Direction — Go through the entries and transcribe each one exactly, dropping the pictures.

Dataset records
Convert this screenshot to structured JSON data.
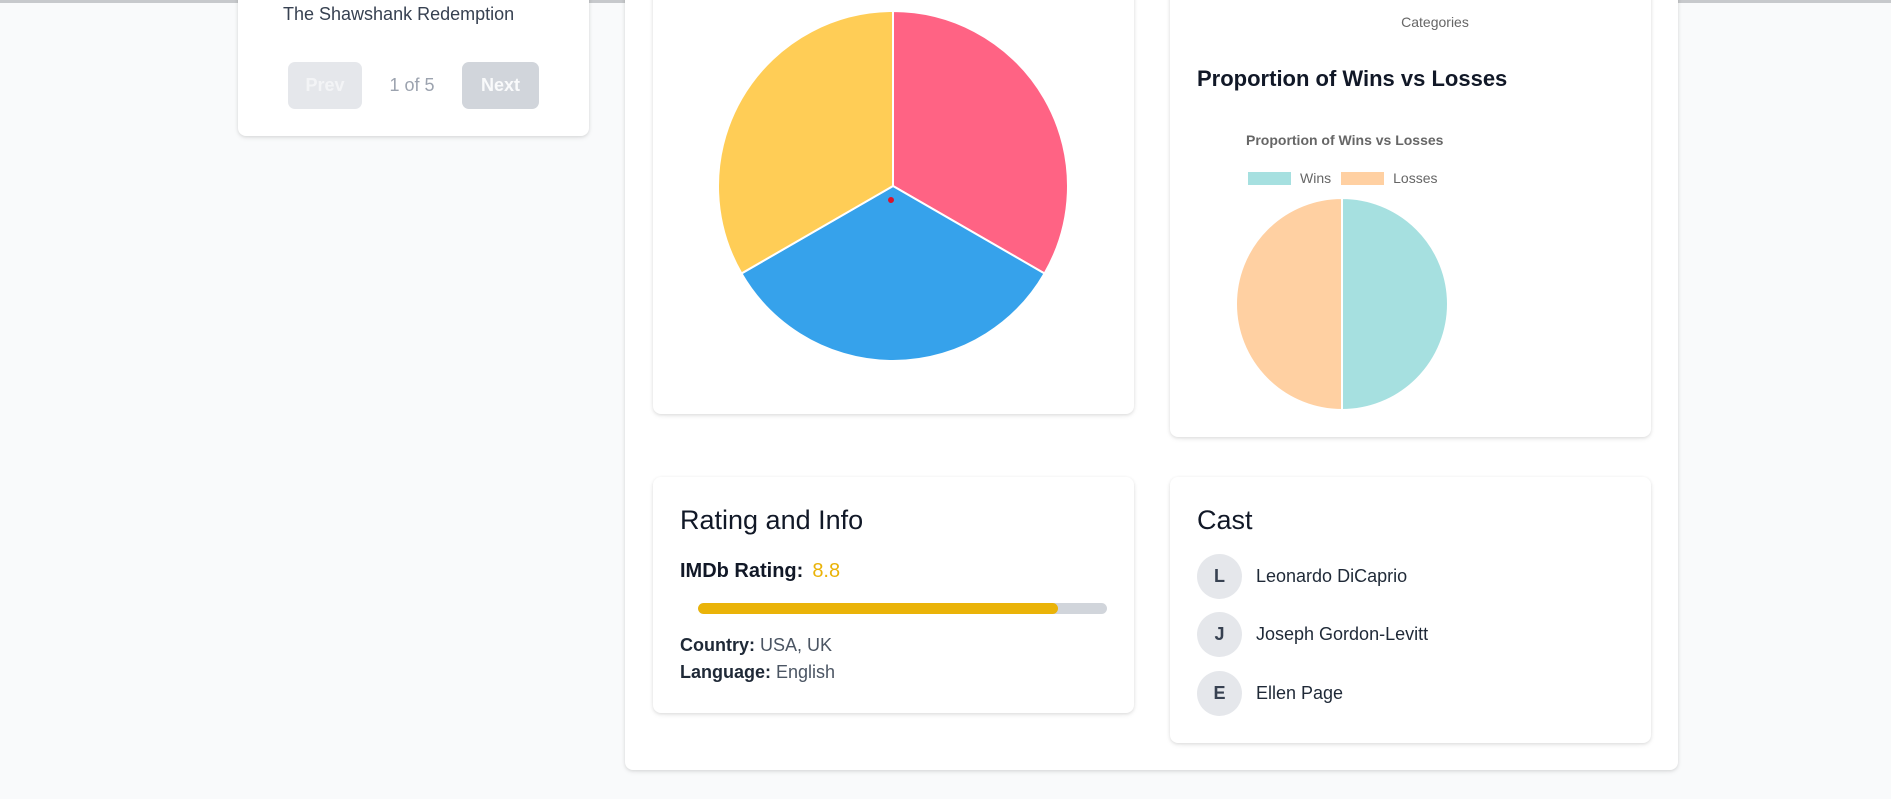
{
  "sidebar": {
    "selected_title": "The Shawshank Redemption",
    "prev_label": "Prev",
    "next_label": "Next",
    "page_indicator": "1 of 5"
  },
  "top_chart": {
    "x_axis_label": "Categories"
  },
  "chart_data": [
    {
      "type": "pie",
      "values": [
        1,
        1,
        1
      ],
      "colors": [
        "#ff6384",
        "#36a2eb",
        "#ffcd56"
      ]
    },
    {
      "type": "pie",
      "title": "Proportion of Wins vs Losses",
      "categories": [
        "Wins",
        "Losses"
      ],
      "values": [
        1,
        1
      ],
      "colors": [
        "#a6e0e0",
        "#ffd0a2"
      ],
      "legend": "top"
    }
  ],
  "wins_losses": {
    "heading": "Proportion of Wins vs Losses"
  },
  "rating_info": {
    "heading": "Rating and Info",
    "imdb_label": "IMDb Rating:",
    "imdb_value": "8.8",
    "imdb_fraction": 0.88,
    "country_label": "Country:",
    "country_value": "USA, UK",
    "language_label": "Language:",
    "language_value": "English",
    "accent_color": "#eab308"
  },
  "cast": {
    "heading": "Cast",
    "members": [
      {
        "initial": "L",
        "name": "Leonardo DiCaprio"
      },
      {
        "initial": "J",
        "name": "Joseph Gordon-Levitt"
      },
      {
        "initial": "E",
        "name": "Ellen Page"
      }
    ]
  }
}
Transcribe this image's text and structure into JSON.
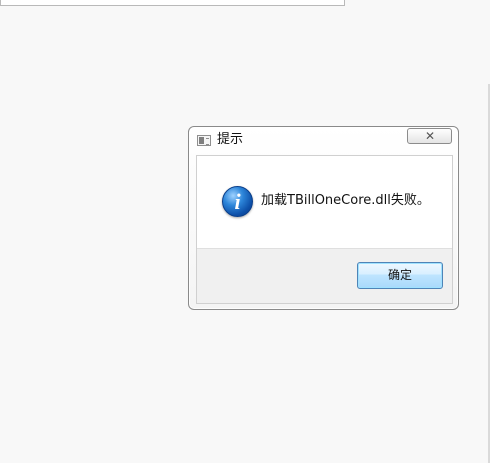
{
  "dialog": {
    "title": "提示",
    "message": "加载TBillOneCore.dll失败。",
    "ok_label": "确定",
    "title_icon": "window-app-icon",
    "message_icon": "information-icon",
    "close_icon": "close-icon"
  },
  "colors": {
    "desktop_background": "#f8f8f8",
    "dialog_border": "#8a8a8a",
    "button_area": "#f0f0f0",
    "button_border": "#4f84b7",
    "info_icon": "#2d86da",
    "text": "#111111"
  }
}
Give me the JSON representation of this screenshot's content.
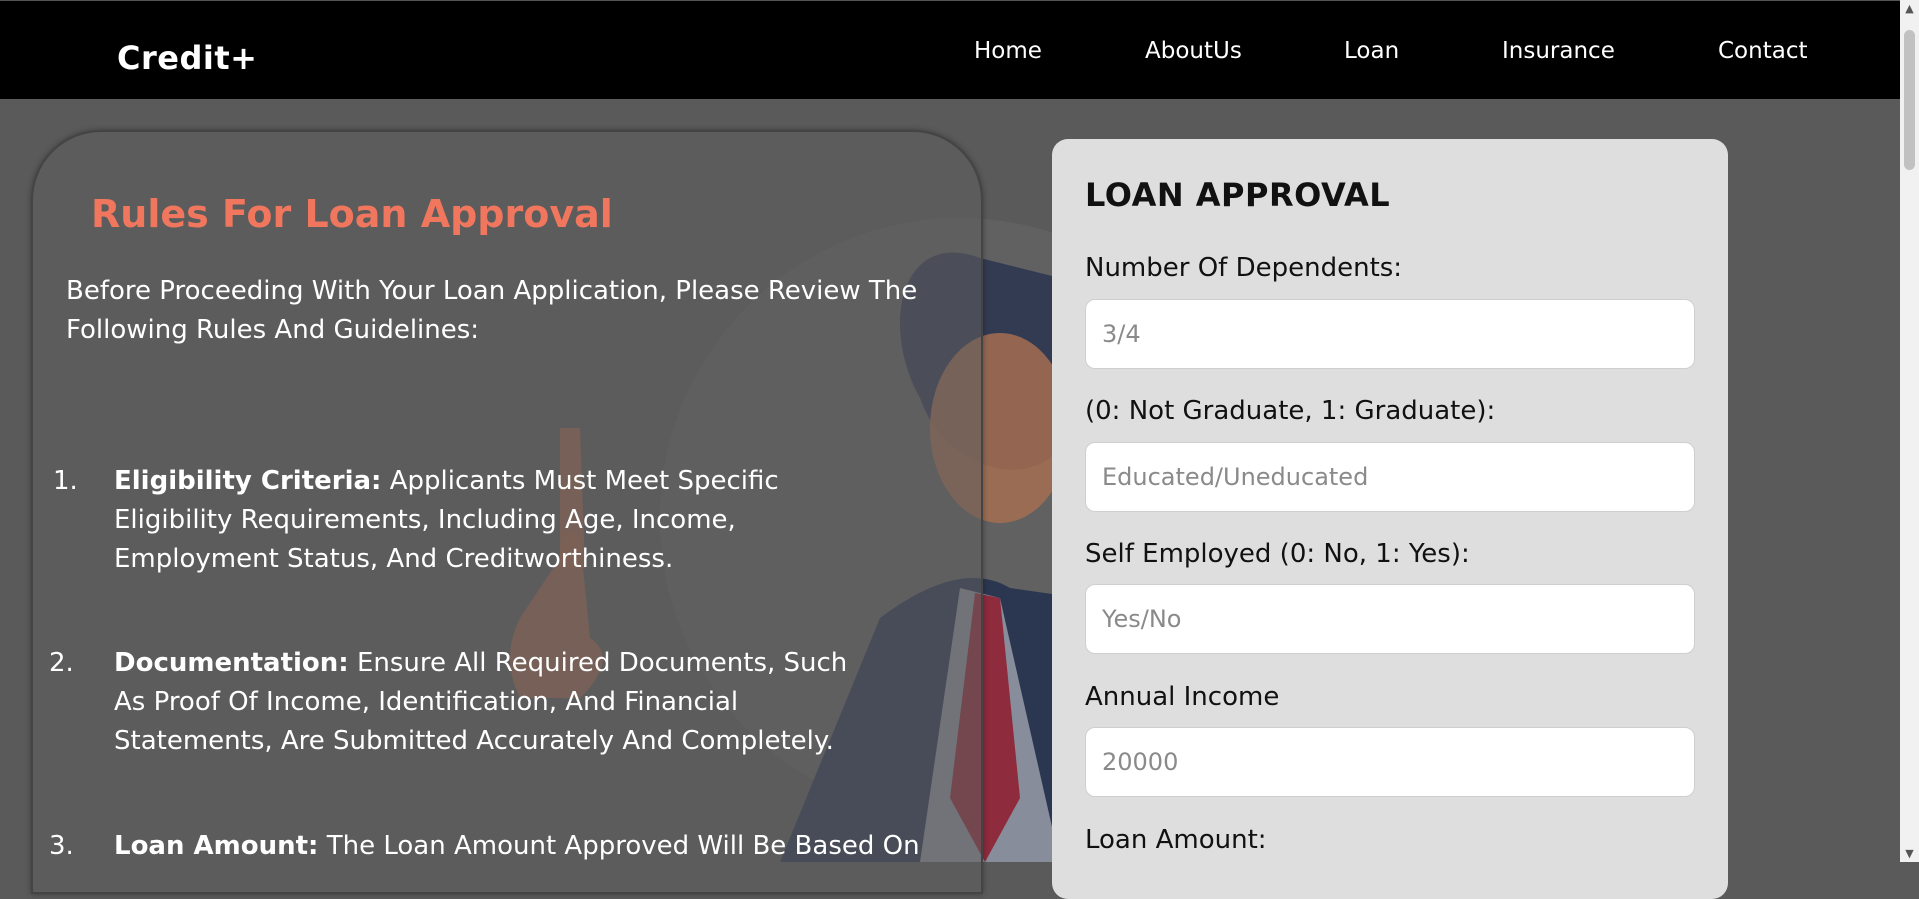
{
  "header": {
    "brand": "Credit+",
    "nav": [
      "Home",
      "AboutUs",
      "Loan",
      "Insurance",
      "Contact"
    ]
  },
  "rules": {
    "title": "Rules For Loan Approval",
    "intro": "Before Proceeding With Your Loan Application, Please Review The Following Rules And Guidelines:",
    "items": [
      {
        "num": "1.",
        "term": "Eligibility Criteria:",
        "text": " Applicants Must Meet Specific Eligibility Requirements, Including Age, Income, Employment Status, And Creditworthiness."
      },
      {
        "num": "2.",
        "term": "Documentation:",
        "text": " Ensure All Required Documents, Such As Proof Of Income, Identification, And Financial Statements, Are Submitted Accurately And Completely."
      },
      {
        "num": "3.",
        "term": "Loan Amount:",
        "text": " The Loan Amount Approved Will Be Based On"
      }
    ]
  },
  "form": {
    "title": "LOAN APPROVAL",
    "fields": [
      {
        "label": "Number Of Dependents:",
        "placeholder": "3/4"
      },
      {
        "label": "(0: Not Graduate, 1: Graduate):",
        "placeholder": "Educated/Uneducated"
      },
      {
        "label": "Self Employed (0: No, 1: Yes):",
        "placeholder": "Yes/No"
      },
      {
        "label": "Annual Income",
        "placeholder": "20000"
      },
      {
        "label": "Loan Amount:",
        "placeholder": ""
      }
    ]
  },
  "colors": {
    "accent": "#f0775e",
    "header_bg": "#000000",
    "page_bg": "#5a5a5a",
    "card_bg": "#dedede"
  },
  "icons": {
    "scroll_up": "▲",
    "scroll_down": "▼"
  }
}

Complete response —
Convert this screenshot to structured JSON data.
{
  "sidebar": {
    "selected_title": "The Shawshank Redemption",
    "prev_label": "Prev",
    "next_label": "Next",
    "page_indicator": "1 of 5"
  },
  "top_chart": {
    "x_axis_label": "Categories"
  },
  "chart_data": [
    {
      "type": "pie",
      "values": [
        1,
        1,
        1
      ],
      "colors": [
        "#ff6384",
        "#36a2eb",
        "#ffcd56"
      ]
    },
    {
      "type": "pie",
      "title": "Proportion of Wins vs Losses",
      "categories": [
        "Wins",
        "Losses"
      ],
      "values": [
        1,
        1
      ],
      "colors": [
        "#a6e0e0",
        "#ffd0a2"
      ],
      "legend": "top"
    }
  ],
  "wins_losses": {
    "heading": "Proportion of Wins vs Losses"
  },
  "rating_info": {
    "heading": "Rating and Info",
    "imdb_label": "IMDb Rating:",
    "imdb_value": "8.8",
    "imdb_fraction": 0.88,
    "country_label": "Country:",
    "country_value": "USA, UK",
    "language_label": "Language:",
    "language_value": "English",
    "accent_color": "#eab308"
  },
  "cast": {
    "heading": "Cast",
    "members": [
      {
        "initial": "L",
        "name": "Leonardo DiCaprio"
      },
      {
        "initial": "J",
        "name": "Joseph Gordon-Levitt"
      },
      {
        "initial": "E",
        "name": "Ellen Page"
      }
    ]
  }
}
Transcribe this image's text and structure into JSON.
{
  "dialog": {
    "title": "提示",
    "message": "加载TBillOneCore.dll失败。",
    "ok_label": "确定",
    "title_icon": "window-app-icon",
    "message_icon": "information-icon",
    "close_icon": "close-icon"
  },
  "colors": {
    "desktop_background": "#f8f8f8",
    "dialog_border": "#8a8a8a",
    "button_area": "#f0f0f0",
    "button_border": "#4f84b7",
    "info_icon": "#2d86da",
    "text": "#111111"
  }
}
Give me the JSON representation of this screenshot's content.
{
  "header": {
    "brand": "Credit+",
    "nav": [
      "Home",
      "AboutUs",
      "Loan",
      "Insurance",
      "Contact"
    ]
  },
  "rules": {
    "title": "Rules For Loan Approval",
    "intro": "Before Proceeding With Your Loan Application, Please Review The Following Rules And Guidelines:",
    "items": [
      {
        "num": "1.",
        "term": "Eligibility Criteria:",
        "text": " Applicants Must Meet Specific Eligibility Requirements, Including Age, Income, Employment Status, And Creditworthiness."
      },
      {
        "num": "2.",
        "term": "Documentation:",
        "text": " Ensure All Required Documents, Such As Proof Of Income, Identification, And Financial Statements, Are Submitted Accurately And Completely."
      },
      {
        "num": "3.",
        "term": "Loan Amount:",
        "text": " The Loan Amount Approved Will Be Based On"
      }
    ]
  },
  "form": {
    "title": "LOAN APPROVAL",
    "fields": [
      {
        "label": "Number Of Dependents:",
        "placeholder": "3/4"
      },
      {
        "label": "(0: Not Graduate, 1: Graduate):",
        "placeholder": "Educated/Uneducated"
      },
      {
        "label": "Self Employed (0: No, 1: Yes):",
        "placeholder": "Yes/No"
      },
      {
        "label": "Annual Income",
        "placeholder": "20000"
      },
      {
        "label": "Loan Amount:",
        "placeholder": ""
      }
    ]
  },
  "colors": {
    "accent": "#f0775e",
    "header_bg": "#000000",
    "page_bg": "#5a5a5a",
    "card_bg": "#dedede"
  },
  "icons": {
    "scroll_up": "▲",
    "scroll_down": "▼"
  }
}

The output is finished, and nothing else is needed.